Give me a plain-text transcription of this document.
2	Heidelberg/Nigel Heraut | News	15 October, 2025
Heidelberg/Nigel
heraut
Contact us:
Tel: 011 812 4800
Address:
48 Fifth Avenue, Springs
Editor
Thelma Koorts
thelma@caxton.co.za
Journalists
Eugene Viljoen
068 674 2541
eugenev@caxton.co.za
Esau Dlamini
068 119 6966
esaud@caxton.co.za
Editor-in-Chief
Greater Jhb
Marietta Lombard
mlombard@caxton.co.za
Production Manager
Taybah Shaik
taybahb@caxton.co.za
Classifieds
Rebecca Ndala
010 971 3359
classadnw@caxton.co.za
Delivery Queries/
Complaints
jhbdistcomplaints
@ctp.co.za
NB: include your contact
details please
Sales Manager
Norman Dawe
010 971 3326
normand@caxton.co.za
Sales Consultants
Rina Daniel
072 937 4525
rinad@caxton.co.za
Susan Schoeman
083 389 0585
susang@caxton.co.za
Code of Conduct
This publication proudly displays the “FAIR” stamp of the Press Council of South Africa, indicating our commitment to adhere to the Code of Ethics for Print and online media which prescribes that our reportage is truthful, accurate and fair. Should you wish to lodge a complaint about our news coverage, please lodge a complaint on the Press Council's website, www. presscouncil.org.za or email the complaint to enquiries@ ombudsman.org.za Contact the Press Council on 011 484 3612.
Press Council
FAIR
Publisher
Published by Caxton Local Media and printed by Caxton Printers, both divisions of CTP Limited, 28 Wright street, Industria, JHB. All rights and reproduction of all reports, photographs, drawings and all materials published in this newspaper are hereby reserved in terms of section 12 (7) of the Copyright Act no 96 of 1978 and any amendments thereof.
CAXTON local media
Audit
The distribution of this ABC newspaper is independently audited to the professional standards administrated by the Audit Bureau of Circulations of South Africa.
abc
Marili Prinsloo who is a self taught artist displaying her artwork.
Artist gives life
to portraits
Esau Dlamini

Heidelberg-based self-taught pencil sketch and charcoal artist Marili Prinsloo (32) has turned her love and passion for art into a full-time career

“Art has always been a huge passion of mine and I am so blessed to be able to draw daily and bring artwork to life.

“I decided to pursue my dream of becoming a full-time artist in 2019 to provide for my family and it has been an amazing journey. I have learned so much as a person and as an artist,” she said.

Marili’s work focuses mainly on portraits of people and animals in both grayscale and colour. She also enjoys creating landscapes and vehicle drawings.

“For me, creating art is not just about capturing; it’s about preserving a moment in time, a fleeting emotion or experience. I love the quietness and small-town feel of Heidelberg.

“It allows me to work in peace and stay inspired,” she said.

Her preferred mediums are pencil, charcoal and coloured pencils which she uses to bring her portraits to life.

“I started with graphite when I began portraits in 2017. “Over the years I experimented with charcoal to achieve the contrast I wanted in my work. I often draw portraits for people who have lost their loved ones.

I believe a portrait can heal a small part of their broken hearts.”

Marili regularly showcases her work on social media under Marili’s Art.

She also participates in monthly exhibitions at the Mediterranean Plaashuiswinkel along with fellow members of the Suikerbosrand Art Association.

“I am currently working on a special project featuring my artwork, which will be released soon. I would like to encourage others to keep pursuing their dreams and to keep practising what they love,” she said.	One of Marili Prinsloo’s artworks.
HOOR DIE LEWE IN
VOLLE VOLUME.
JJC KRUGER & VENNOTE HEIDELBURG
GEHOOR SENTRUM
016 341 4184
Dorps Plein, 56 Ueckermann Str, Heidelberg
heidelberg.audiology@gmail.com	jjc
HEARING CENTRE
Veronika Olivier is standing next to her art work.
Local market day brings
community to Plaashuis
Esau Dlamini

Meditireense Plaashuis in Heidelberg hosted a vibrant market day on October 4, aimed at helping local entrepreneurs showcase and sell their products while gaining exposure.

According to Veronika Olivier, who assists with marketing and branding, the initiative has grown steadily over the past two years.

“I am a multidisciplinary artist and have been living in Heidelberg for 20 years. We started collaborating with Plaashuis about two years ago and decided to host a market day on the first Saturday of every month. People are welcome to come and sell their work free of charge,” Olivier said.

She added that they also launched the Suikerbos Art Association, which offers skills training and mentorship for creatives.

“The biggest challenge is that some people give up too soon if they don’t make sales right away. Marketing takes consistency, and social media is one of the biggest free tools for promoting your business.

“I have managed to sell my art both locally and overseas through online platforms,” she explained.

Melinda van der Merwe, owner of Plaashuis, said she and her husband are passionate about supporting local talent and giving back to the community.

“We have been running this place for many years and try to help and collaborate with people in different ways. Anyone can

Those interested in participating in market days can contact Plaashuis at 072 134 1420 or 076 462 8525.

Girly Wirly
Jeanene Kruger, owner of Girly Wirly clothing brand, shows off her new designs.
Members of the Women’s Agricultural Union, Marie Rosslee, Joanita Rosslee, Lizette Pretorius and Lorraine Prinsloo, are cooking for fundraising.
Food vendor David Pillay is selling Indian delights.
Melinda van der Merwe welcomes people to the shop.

--

### WHAT IS ASKED
Exactly reproduce all of the entries above.

### SOLUTION
Give me a plain-text transcription of this document.
2	Heidelberg/Nigel Heraut | News	15 October, 2025
Heidelberg/Nigel
heraut
Contact us:
Tel: 011 812 4800
Address:
48 Fifth Avenue, Springs
Editor
Thelma Koorts
thelma@caxton.co.za
Journalists
Eugene Viljoen
068 674 2541
eugenev@caxton.co.za
Esau Dlamini
068 119 6966
esaud@caxton.co.za
Editor-in-Chief
Greater Jhb
Marietta Lombard
mlombard@caxton.co.za
Production Manager
Taybah Shaik
taybahb@caxton.co.za
Classifieds
Rebecca Ndala
010 971 3359
classadnw@caxton.co.za
Delivery Queries/
Complaints
jhbdistcomplaints
@ctp.co.za
NB: include your contact
details please
Sales Manager
Norman Dawe
010 971 3326
normand@caxton.co.za
Sales Consultants
Rina Daniel
072 937 4525
rinad@caxton.co.za
Susan Schoeman
083 389 0585
susang@caxton.co.za
Code of Conduct
This publication proudly displays the “FAIR” stamp of the Press Council of South Africa, indicating our commitment to adhere to the Code of Ethics for Print and online media which prescribes that our reportage is truthful, accurate and fair. Should you wish to lodge a complaint about our news coverage, please lodge a complaint on the Press Council's website, www. presscouncil.org.za or email the complaint to enquiries@ ombudsman.org.za Contact the Press Council on 011 484 3612.
Press Council
FAIR
Publisher
Published by Caxton Local Media and printed by Caxton Printers, both divisions of CTP Limited, 28 Wright street, Industria, JHB. All rights and reproduction of all reports, photographs, drawings and all materials published in this newspaper are hereby reserved in terms of section 12 (7) of the Copyright Act no 96 of 1978 and any amendments thereof.
CAXTON local media
Audit
The distribution of this ABC newspaper is independently audited to the professional standards administrated by the Audit Bureau of Circulations of South Africa.
abc
Marili Prinsloo who is a self taught artist displaying her artwork.
Artist gives life
to portraits
Esau Dlamini

Heidelberg-based self-taught pencil sketch and charcoal artist Marili Prinsloo (32) has turned her love and passion for art into a full-time career

“Art has always been a huge passion of mine and I am so blessed to be able to draw daily and bring artwork to life.

“I decided to pursue my dream of becoming a full-time artist in 2019 to provide for my family and it has been an amazing journey. I have learned so much as a person and as an artist,” she said.

Marili’s work focuses mainly on portraits of people and animals in both grayscale and colour. She also enjoys creating landscapes and vehicle drawings.

“For me, creating art is not just about capturing; it’s about preserving a moment in time, a fleeting emotion or experience. I love the quietness and small-town feel of Heidelberg.

“It allows me to work in peace and stay inspired,” she said.

Her preferred mediums are pencil, charcoal and coloured pencils which she uses to bring her portraits to life.

“I started with graphite when I began portraits in 2017. “Over the years I experimented with charcoal to achieve the contrast I wanted in my work. I often draw portraits for people who have lost their loved ones.

I believe a portrait can heal a small part of their broken hearts.”

Marili regularly showcases her work on social media under Marili’s Art.

She also participates in monthly exhibitions at the Mediterranean Plaashuiswinkel along with fellow members of the Suikerbosrand Art Association.

“I am currently working on a special project featuring my artwork, which will be released soon. I would like to encourage others to keep pursuing their dreams and to keep practising what they love,” she said.	One of Marili Prinsloo’s artworks.
HOOR DIE LEWE IN
VOLLE VOLUME.
JJC KRUGER & VENNOTE HEIDELBURG
GEHOOR SENTRUM
016 341 4184
Dorps Plein, 56 Ueckermann Str, Heidelberg
heidelberg.audiology@gmail.com	jjc
HEARING CENTRE
Veronika Olivier is standing next to her art work.
Local market day brings
community to Plaashuis
Esau Dlamini

Meditireense Plaashuis in Heidelberg hosted a vibrant market day on October 4, aimed at helping local entrepreneurs showcase and sell their products while gaining exposure.

According to Veronika Olivier, who assists with marketing and branding, the initiative has grown steadily over the past two years.

“I am a multidisciplinary artist and have been living in Heidelberg for 20 years. We started collaborating with Plaashuis about two years ago and decided to host a market day on the first Saturday of every month. People are welcome to come and sell their work free of charge,” Olivier said.

She added that they also launched the Suikerbos Art Association, which offers skills training and mentorship for creatives.

“The biggest challenge is that some people give up too soon if they don’t make sales right away. Marketing takes consistency, and social media is one of the biggest free tools for promoting your business.

“I have managed to sell my art both locally and overseas through online platforms,” she explained.

Melinda van der Merwe, owner of Plaashuis, said she and her husband are passionate about supporting local talent and giving back to the community.

“We have been running this place for many years and try to help and collaborate with people in different ways. Anyone can

Those interested in participating in market days can contact Plaashuis at 072 134 1420 or 076 462 8525.

Girly Wirly
Jeanene Kruger, owner of Girly Wirly clothing brand, shows off her new designs.
Members of the Women’s Agricultural Union, Marie Rosslee, Joanita Rosslee, Lizette Pretorius and Lorraine Prinsloo, are cooking for fundraising.
Food vendor David Pillay is selling Indian delights.
Melinda van der Merwe welcomes people to the shop.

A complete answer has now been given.